## BEGIN DATA TO PROCESS
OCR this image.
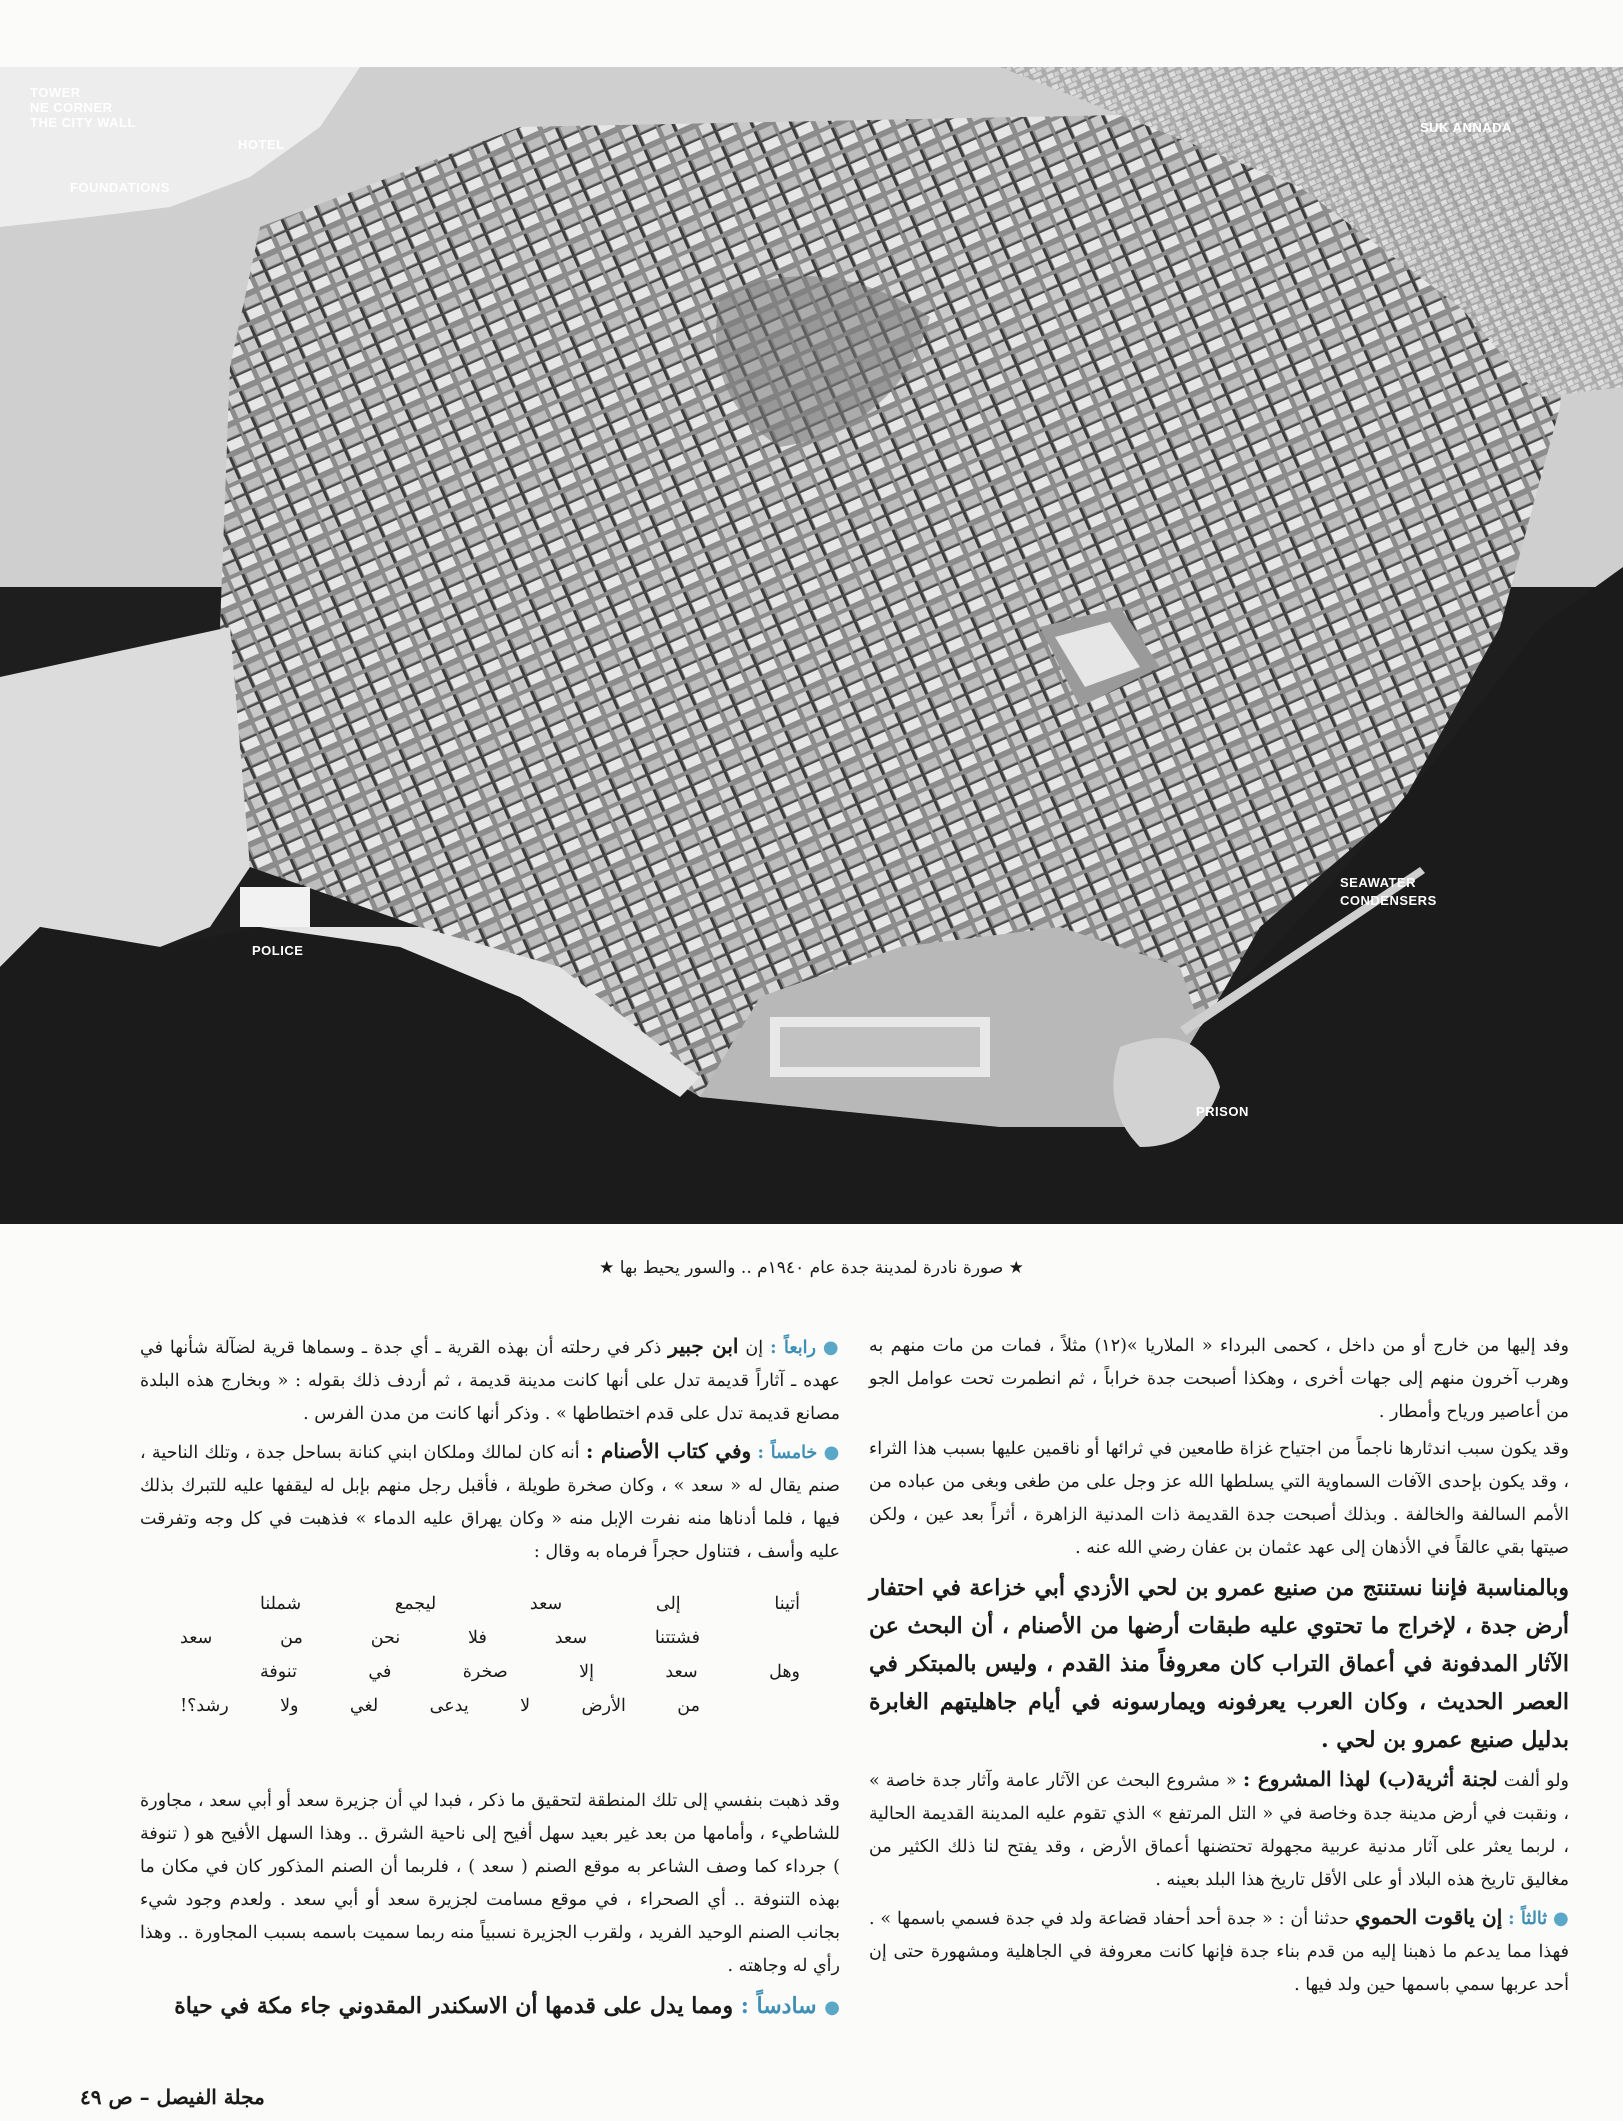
TOWER
NE CORNER
THE CITY WALL
HOTEL
FOUNDATIONS
SUK ANNADA
SEAWATER
CONDENSERS
POLICE
PRISON
★ صورة نادرة لمدينة جدة عام ١٩٤٠م .. والسور يحيط بها ★

وفد إليها من خارج أو من داخل ، كحمى البرداء « الملاريا »(١٢) مثلاً ، فمات من مات منهم به وهرب آخرون منهم إلى جهات أخرى ، وهكذا أصبحت جدة خراباً ، ثم انطمرت تحت عوامل الجو من أعاصير ورياح وأمطار .

وقد يكون سبب اندثارها ناجماً من اجتياح غزاة طامعين في ثرائها أو ناقمين عليها بسبب هذا الثراء ، وقد يكون بإحدى الآفات السماوية التي يسلطها الله عز وجل على من طغى وبغى من عباده من الأمم السالفة والخالفة . وبذلك أصبحت جدة القديمة ذات المدنية الزاهرة ، أثراً بعد عين ، ولكن صيتها بقي عالقاً في الأذهان إلى عهد عثمان بن عفان رضي الله عنه .

وبالمناسبة فإننا نستنتج من صنيع عمرو بن لحي الأزدي أبي خزاعة في احتفار أرض جدة ، لإخراج ما تحتوي عليه طبقات أرضها من الأصنام ، أن البحث عن الآثار المدفونة في أعماق التراب كان معروفاً منذ القدم ، وليس بالمبتكر في العصر الحديث ، وكان العرب يعرفونه ويمارسونه في أيام جاهليتهم الغابرة بدليل صنيع عمرو بن لحي .

ولو ألفت لجنة أثرية(ب) لهذا المشروع : « مشروع البحث عن الآثار عامة وآثار جدة خاصة » ، ونقبت في أرض مدينة جدة وخاصة في « التل المرتفع » الذي تقوم عليه المدينة القديمة الحالية ، لربما يعثر على آثار مدنية عربية مجهولة تحتضنها أعماق الأرض ، وقد يفتح لنا ذلك الكثير من مغاليق تاريخ هذه البلاد أو على الأقل تاريخ هذا البلد بعينه .

● ثالثاً : إن ياقوت الحموي حدثنا أن : « جدة أحد أحفاد قضاعة ولد في جدة فسمي باسمها » . فهذا مما يدعم ما ذهبنا إليه من قدم بناء جدة فإنها كانت معروفة في الجاهلية ومشهورة حتى إن أحد عربها سمي باسمها حين ولد فيها .

● رابعاً : إن ابن جبير ذكر في رحلته أن بهذه القرية ـ أي جدة ـ وسماها قرية لضآلة شأنها في عهده ـ آثاراً قديمة تدل على أنها كانت مدينة قديمة ، ثم أردف ذلك بقوله : « وبخارج هذه البلدة مصانع قديمة تدل على قدم اختطاطها » . وذكر أنها كانت من مدن الفرس .

● خامساً : وفي كتاب الأصنام : أنه كان لمالك وملكان ابني كنانة بساحل جدة ، وتلك الناحية ، صنم يقال له « سعد » ، وكان صخرة طويلة ، فأقبل رجل منهم بإبل له ليقفها عليه للتبرك بذلك فيها ، فلما أدناها منه نفرت الإبل منه « وكان يهراق عليه الدماء » فذهبت في كل وجه وتفرقت عليه وأسف ، فتناول حجراً فرماه به وقال :

أتينا
إلى
سعد
ليجمع
شملنا
فشتتنا
سعد
فلا
نحن
من
سعد
وهل
سعد
إلا
صخرة
في
تنوفة
من
الأرض
لا
يدعى
لغي
ولا
رشد؟!

وقد ذهبت بنفسي إلى تلك المنطقة لتحقيق ما ذكر ، فبدا لي أن جزيرة سعد أو أبي سعد ، مجاورة للشاطيء ، وأمامها من بعد غير بعيد سهل أفيح إلى ناحية الشرق .. وهذا السهل الأفيح هو ( تنوفة ) جرداء كما وصف الشاعر به موقع الصنم ( سعد ) ، فلربما أن الصنم المذكور كان في مكان ما بهذه التنوفة .. أي الصحراء ، في موقع مسامت لجزيرة سعد أو أبي سعد . ولعدم وجود شيء بجانب الصنم الوحيد الفريد ، ولقرب الجزيرة نسبياً منه ربما سميت باسمه بسبب المجاورة .. وهذا رأي له وجاهته .

● سادساً : ومما يدل على قدمها أن الاسكندر المقدوني جاء مكة في حياة

مجلة الفيصل – ص ٤٩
## END DATA TO PROCESS
SHORT PROBLEM:
Check each line of the data above for the string "صخرة" and report only how many lines have it.

EXERCISE SOLUTION:
2